Stored records.
** START **

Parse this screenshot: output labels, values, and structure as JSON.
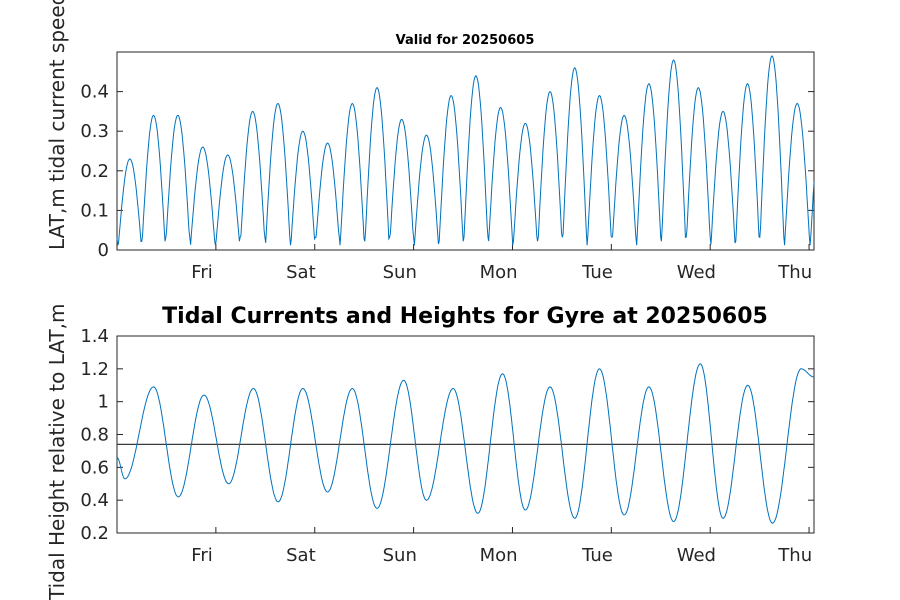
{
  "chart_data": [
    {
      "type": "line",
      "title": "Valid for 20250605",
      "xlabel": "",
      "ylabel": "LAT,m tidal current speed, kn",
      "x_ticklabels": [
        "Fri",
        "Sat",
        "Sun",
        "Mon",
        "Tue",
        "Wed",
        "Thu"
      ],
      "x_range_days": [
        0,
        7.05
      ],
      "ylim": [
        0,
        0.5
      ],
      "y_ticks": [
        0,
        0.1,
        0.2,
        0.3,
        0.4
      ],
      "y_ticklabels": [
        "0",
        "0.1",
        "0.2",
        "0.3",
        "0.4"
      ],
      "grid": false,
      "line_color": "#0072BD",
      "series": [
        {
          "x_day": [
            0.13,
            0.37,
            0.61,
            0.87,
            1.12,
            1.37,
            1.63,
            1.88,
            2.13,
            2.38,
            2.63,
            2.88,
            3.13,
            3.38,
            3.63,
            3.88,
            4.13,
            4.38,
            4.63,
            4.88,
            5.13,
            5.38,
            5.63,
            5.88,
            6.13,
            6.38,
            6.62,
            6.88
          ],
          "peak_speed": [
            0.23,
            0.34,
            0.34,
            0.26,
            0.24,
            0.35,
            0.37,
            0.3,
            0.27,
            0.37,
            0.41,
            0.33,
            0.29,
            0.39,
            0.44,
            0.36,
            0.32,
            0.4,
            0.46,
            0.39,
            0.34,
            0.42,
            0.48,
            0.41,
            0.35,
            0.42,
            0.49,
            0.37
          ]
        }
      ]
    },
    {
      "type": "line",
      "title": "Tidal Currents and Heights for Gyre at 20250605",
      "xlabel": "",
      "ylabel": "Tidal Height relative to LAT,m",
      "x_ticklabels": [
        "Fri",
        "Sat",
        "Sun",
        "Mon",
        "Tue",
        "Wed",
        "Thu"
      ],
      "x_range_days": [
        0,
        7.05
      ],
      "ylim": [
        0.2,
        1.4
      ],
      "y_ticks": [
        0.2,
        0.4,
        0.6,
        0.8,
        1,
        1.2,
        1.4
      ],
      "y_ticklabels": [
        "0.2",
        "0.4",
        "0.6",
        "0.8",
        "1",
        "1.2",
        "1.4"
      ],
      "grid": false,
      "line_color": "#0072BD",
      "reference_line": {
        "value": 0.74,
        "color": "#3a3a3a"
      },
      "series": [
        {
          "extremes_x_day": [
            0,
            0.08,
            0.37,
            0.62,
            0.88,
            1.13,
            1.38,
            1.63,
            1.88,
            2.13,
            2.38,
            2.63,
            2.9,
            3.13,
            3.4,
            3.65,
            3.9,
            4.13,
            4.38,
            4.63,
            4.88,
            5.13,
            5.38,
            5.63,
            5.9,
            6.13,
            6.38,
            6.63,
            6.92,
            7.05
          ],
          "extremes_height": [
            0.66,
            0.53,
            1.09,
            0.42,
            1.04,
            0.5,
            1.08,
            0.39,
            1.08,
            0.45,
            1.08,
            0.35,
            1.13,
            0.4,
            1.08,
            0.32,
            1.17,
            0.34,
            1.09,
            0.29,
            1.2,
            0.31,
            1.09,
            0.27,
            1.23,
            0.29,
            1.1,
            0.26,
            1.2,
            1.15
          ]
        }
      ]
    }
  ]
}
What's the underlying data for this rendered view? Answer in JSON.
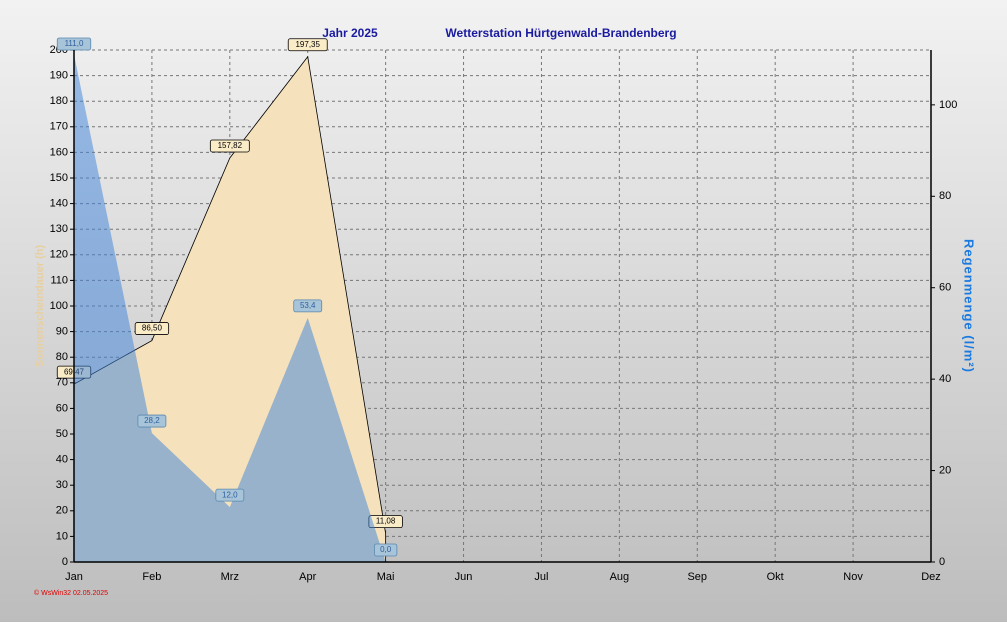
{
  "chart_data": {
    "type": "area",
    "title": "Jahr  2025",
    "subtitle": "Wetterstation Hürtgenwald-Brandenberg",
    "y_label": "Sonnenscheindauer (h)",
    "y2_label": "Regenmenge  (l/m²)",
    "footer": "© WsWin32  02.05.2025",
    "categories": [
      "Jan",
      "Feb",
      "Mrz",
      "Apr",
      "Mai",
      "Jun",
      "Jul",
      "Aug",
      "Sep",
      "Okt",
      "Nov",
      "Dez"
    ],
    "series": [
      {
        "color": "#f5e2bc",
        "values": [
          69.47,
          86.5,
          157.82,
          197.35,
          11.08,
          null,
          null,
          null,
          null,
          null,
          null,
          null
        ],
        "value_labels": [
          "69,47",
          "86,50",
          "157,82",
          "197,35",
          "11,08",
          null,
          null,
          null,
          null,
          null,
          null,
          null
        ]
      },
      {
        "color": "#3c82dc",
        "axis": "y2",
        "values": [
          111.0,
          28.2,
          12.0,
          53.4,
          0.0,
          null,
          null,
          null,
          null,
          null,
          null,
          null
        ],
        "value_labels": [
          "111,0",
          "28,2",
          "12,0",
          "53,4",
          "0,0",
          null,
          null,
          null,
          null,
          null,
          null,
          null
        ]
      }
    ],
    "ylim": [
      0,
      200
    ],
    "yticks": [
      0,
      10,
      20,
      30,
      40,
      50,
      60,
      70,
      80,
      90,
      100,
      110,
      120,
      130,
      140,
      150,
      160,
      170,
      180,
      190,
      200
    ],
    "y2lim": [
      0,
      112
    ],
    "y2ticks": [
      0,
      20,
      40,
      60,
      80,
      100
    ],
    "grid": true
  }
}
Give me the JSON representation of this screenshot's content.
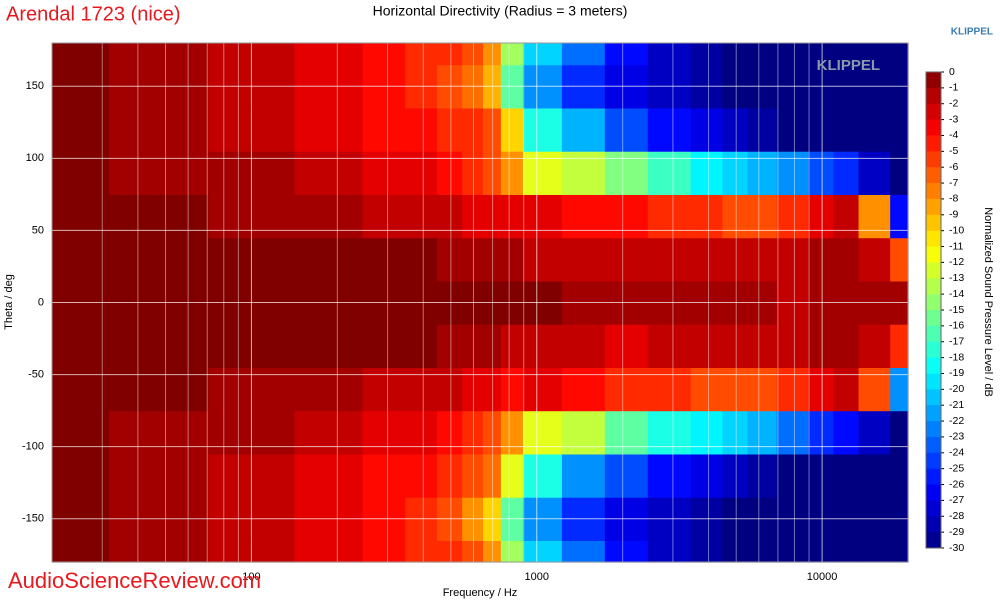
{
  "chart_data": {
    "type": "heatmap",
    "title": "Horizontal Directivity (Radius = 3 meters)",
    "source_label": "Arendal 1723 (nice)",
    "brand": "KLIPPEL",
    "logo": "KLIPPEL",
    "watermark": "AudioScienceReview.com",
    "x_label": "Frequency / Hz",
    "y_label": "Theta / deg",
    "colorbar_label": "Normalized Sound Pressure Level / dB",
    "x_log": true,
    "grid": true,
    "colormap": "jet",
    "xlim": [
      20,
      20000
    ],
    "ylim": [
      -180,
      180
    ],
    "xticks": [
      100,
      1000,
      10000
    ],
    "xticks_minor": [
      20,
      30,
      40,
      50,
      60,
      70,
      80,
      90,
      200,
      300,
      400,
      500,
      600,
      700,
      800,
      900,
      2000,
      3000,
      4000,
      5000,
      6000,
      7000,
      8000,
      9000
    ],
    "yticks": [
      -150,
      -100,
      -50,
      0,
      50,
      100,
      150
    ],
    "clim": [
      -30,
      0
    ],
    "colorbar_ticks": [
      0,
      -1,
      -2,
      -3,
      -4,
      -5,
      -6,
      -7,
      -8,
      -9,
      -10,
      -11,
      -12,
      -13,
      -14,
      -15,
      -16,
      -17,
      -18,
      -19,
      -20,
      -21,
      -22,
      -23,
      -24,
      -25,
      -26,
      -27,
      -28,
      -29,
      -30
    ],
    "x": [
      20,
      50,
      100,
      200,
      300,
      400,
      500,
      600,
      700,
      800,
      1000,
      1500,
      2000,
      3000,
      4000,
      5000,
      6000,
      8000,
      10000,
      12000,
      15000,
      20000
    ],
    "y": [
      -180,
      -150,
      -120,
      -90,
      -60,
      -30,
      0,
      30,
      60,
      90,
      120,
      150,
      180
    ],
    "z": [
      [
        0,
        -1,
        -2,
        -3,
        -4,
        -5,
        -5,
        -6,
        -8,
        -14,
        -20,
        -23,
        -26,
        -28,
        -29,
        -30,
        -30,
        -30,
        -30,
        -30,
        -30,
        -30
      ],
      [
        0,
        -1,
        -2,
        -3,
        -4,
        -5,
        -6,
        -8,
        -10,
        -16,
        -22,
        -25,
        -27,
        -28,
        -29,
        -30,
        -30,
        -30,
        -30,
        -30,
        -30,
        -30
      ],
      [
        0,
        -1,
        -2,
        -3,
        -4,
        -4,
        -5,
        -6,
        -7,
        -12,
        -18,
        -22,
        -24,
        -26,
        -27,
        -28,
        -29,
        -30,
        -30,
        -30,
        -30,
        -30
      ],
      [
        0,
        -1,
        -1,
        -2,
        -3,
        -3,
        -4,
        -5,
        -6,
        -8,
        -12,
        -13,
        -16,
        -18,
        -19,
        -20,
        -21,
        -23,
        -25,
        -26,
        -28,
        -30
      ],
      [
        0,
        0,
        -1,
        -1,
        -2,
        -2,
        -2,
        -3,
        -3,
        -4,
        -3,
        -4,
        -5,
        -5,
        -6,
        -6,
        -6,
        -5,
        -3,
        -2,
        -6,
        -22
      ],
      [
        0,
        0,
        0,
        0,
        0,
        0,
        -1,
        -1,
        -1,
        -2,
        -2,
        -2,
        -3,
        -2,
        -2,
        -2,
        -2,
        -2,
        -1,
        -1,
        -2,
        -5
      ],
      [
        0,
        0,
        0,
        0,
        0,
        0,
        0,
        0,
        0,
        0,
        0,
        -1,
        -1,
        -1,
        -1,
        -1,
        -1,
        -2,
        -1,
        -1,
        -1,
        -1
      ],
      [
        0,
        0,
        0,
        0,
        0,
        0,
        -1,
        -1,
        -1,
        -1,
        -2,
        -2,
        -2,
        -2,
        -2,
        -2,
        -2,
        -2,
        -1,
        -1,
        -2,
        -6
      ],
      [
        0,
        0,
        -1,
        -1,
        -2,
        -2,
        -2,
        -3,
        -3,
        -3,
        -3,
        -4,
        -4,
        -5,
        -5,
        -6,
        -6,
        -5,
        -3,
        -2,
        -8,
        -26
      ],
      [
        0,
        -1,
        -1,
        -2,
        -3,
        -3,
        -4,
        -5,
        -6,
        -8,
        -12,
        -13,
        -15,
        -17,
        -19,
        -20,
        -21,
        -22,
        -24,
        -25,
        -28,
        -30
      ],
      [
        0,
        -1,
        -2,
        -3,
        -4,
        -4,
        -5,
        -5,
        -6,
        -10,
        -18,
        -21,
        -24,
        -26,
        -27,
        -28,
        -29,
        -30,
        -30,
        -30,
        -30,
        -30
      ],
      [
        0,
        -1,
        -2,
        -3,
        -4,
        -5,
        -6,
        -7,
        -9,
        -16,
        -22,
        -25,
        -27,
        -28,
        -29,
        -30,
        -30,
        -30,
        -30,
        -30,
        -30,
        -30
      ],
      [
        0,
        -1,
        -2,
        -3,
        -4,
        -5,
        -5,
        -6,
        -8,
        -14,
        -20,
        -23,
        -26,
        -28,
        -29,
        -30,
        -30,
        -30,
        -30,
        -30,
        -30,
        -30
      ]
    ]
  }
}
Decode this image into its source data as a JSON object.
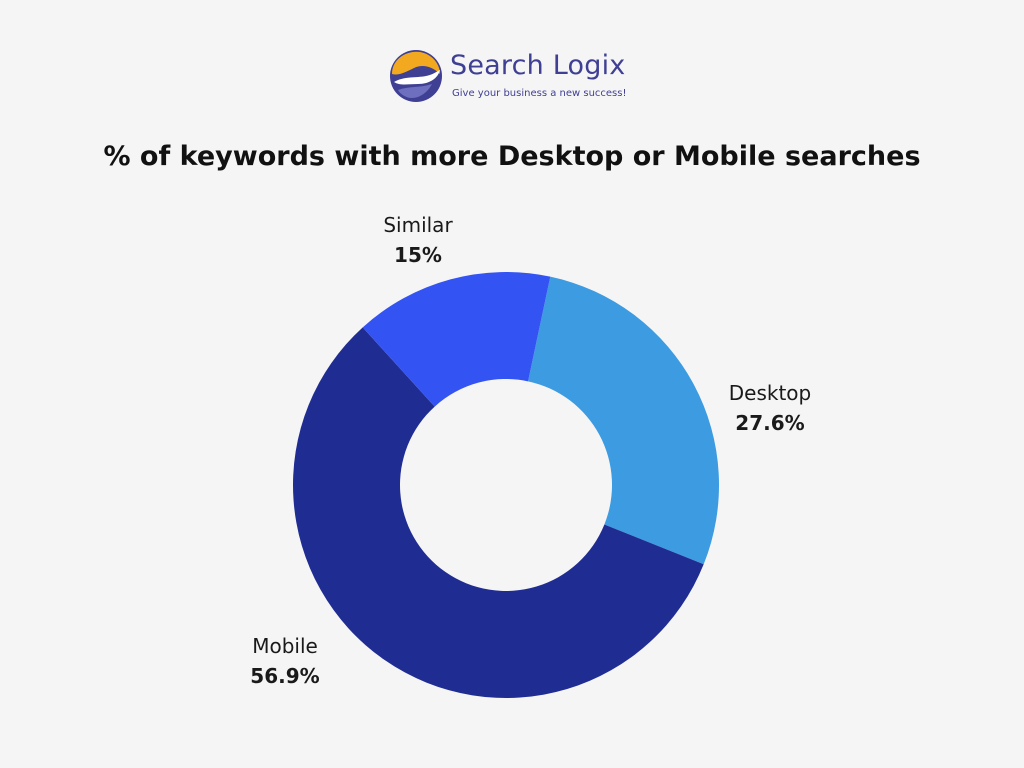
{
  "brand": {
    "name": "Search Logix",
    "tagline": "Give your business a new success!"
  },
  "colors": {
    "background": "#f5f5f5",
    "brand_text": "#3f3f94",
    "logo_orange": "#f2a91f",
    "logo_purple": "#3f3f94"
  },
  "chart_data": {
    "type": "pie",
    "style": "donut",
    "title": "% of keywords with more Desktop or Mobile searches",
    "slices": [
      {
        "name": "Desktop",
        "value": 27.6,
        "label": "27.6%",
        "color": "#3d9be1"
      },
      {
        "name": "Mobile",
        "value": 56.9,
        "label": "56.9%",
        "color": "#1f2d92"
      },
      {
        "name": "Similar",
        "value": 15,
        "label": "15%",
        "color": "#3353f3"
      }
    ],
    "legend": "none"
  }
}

** END **

Exercise requirements.
Locate and copy each line in the data above that includes the word "Give".

Expected output.
Give me the JSON representation of this screenshot's content.
    "tagline": "Give your business a new success!"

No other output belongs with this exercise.